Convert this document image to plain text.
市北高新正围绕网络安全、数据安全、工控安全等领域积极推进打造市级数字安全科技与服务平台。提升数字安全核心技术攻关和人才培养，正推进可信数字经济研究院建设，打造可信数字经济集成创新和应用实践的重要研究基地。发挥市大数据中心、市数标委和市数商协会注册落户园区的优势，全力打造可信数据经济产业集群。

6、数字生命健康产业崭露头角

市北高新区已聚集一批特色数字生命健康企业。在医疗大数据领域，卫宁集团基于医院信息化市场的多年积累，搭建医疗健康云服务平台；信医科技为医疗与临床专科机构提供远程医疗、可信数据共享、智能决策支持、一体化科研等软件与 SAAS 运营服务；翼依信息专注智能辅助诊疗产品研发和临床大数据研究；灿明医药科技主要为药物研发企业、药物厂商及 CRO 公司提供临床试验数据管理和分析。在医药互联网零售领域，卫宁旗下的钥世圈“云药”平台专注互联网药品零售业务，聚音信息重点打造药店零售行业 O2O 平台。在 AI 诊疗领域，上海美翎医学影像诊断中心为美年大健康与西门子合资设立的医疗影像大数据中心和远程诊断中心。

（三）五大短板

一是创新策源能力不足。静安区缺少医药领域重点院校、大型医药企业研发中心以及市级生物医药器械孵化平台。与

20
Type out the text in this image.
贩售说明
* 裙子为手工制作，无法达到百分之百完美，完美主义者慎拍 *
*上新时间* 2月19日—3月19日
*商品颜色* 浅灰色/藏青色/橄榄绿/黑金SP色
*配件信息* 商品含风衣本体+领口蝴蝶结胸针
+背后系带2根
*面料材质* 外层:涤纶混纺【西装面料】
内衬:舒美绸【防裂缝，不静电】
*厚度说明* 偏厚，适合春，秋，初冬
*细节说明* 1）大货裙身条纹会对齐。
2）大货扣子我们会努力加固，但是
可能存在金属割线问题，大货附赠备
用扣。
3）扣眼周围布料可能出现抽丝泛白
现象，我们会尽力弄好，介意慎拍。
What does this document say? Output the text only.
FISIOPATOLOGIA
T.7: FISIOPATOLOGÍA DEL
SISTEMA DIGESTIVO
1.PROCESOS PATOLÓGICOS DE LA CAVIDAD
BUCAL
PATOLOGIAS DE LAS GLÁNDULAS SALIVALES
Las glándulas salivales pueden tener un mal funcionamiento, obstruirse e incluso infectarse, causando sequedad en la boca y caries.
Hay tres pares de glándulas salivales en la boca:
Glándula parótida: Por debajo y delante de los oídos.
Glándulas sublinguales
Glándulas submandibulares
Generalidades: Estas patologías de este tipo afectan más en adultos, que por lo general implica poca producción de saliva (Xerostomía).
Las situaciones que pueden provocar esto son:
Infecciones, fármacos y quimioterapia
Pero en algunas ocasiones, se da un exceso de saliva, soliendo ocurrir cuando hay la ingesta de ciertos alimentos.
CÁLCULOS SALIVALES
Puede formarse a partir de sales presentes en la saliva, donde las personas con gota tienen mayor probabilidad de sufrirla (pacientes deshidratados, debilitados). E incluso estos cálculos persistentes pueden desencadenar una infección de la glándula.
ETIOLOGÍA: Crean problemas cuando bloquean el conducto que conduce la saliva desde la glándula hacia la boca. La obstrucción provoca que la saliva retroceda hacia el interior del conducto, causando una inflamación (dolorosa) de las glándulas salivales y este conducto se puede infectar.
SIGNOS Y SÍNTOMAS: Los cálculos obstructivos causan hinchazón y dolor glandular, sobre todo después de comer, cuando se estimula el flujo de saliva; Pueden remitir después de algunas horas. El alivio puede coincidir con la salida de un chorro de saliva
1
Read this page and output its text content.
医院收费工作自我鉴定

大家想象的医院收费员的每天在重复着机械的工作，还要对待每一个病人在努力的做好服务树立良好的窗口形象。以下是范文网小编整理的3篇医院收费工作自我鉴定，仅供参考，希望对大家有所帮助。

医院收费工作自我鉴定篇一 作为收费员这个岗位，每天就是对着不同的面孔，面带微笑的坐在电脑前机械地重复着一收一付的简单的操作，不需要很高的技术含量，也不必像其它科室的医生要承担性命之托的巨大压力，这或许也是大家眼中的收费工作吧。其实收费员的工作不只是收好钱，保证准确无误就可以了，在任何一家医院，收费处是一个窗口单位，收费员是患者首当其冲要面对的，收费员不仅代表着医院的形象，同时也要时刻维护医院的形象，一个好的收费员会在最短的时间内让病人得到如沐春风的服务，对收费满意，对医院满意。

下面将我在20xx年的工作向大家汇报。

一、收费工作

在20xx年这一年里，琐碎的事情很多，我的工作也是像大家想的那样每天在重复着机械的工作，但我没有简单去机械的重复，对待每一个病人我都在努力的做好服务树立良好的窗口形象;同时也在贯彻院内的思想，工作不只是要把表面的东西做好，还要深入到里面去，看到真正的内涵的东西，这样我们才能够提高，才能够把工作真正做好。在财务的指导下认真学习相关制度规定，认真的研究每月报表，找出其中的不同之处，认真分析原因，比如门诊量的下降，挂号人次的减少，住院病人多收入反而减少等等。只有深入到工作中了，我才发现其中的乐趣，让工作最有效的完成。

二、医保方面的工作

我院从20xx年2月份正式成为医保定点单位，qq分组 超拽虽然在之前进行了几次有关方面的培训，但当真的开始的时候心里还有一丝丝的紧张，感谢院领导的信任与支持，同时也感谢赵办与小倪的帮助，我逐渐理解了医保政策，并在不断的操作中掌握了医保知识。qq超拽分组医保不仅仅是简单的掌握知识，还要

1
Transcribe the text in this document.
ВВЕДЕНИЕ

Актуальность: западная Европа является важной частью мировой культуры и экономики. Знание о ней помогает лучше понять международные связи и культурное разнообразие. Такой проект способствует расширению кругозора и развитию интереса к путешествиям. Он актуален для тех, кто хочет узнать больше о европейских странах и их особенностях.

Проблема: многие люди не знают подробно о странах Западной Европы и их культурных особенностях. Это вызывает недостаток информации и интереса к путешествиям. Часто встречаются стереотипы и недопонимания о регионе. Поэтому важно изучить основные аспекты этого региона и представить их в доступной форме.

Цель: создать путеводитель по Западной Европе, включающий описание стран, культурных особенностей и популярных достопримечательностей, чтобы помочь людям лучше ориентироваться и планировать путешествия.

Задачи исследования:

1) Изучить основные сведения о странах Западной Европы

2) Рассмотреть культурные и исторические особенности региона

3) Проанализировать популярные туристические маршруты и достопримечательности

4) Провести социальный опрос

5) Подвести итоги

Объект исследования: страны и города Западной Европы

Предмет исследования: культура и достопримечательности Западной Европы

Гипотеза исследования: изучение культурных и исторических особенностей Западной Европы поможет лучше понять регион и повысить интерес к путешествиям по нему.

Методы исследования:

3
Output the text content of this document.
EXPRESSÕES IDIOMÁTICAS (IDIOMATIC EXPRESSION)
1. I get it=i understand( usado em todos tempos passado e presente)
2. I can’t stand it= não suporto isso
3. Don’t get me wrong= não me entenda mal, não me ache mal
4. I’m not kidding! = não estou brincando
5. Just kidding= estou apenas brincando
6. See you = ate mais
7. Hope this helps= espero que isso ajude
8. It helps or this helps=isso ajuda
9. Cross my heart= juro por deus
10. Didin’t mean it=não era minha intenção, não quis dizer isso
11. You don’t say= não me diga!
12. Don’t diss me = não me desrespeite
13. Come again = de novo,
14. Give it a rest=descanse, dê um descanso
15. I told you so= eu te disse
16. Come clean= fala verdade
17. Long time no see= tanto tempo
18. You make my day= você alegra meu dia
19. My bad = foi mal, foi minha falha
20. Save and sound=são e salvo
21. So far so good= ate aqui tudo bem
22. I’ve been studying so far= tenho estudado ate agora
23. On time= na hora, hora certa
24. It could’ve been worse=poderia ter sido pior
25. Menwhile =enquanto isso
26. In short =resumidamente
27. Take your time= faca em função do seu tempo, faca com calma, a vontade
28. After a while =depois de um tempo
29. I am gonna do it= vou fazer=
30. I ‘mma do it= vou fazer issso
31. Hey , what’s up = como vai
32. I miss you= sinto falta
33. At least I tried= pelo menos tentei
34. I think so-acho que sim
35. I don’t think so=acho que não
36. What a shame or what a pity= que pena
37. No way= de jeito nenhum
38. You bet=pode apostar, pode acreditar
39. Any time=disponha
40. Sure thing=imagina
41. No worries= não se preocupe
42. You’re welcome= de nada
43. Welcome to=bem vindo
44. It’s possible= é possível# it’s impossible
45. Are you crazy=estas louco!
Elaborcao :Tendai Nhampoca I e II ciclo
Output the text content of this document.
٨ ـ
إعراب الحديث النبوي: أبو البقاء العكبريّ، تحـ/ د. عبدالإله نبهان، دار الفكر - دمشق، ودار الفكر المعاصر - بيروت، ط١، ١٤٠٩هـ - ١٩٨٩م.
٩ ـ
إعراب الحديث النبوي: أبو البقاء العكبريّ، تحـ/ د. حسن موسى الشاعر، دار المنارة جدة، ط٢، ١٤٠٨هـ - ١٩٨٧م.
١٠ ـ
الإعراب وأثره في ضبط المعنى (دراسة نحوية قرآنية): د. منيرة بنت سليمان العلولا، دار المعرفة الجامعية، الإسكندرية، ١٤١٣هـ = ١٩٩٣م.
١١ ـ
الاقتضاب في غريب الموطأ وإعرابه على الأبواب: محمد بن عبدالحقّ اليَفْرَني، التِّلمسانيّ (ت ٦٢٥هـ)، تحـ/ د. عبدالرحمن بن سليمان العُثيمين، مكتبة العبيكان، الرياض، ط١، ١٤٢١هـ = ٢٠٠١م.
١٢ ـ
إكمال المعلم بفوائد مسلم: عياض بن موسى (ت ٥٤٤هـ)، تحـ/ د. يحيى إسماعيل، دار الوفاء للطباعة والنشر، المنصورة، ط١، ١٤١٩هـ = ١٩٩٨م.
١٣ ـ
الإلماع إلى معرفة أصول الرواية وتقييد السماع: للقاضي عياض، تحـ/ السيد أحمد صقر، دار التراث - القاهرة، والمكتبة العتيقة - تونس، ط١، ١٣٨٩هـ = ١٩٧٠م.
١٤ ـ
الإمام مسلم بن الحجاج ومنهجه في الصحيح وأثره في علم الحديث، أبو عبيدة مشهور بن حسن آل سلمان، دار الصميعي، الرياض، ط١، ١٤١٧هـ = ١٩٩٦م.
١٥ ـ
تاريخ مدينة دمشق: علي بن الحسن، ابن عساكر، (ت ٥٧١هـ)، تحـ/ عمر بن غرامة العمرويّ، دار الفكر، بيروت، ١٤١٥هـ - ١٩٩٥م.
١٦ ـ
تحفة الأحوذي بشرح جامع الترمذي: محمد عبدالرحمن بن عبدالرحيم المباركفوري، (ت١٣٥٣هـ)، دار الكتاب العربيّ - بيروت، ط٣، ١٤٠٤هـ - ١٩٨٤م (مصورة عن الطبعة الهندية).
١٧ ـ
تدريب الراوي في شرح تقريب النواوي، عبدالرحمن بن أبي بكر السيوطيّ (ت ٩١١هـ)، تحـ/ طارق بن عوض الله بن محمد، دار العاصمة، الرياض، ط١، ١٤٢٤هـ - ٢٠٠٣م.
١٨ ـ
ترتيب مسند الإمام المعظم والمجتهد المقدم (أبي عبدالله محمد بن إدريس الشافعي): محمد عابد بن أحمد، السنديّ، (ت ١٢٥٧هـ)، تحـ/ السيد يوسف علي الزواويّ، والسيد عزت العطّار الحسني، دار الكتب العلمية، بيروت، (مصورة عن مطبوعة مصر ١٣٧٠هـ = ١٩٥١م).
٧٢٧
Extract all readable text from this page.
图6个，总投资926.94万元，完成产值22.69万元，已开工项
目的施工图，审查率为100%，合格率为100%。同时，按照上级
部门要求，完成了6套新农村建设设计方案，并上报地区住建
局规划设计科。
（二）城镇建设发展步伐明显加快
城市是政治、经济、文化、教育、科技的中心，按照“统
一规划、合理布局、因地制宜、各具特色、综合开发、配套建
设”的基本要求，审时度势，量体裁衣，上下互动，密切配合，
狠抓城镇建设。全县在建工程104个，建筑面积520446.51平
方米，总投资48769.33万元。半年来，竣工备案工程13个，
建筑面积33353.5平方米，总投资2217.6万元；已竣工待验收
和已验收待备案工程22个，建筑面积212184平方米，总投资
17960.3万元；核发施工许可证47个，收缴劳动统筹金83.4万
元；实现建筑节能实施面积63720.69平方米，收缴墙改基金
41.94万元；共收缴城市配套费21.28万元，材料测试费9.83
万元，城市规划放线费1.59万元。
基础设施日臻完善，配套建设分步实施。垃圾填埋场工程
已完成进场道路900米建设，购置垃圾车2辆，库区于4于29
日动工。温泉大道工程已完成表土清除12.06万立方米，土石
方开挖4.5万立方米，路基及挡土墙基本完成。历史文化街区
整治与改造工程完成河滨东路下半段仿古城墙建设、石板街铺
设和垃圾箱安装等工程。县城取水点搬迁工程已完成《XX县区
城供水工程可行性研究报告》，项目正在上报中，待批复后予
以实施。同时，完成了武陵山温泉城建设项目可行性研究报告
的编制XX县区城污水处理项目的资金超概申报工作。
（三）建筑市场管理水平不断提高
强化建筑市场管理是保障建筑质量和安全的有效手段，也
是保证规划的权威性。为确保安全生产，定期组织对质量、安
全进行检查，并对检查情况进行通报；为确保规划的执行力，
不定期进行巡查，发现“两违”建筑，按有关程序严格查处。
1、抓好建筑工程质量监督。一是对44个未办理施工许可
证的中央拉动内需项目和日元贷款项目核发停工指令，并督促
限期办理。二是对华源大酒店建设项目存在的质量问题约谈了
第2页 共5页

--- GOAL ---
Gather up, from the records above, each line where the word "document" appears.

--- OUTPUT OF THE EXERCISE ---
Convert this document image to plain text.
What does this document say? Output the text only.
Transcribe the text in this document.
Output the text content of this document.
Output the text content of this document.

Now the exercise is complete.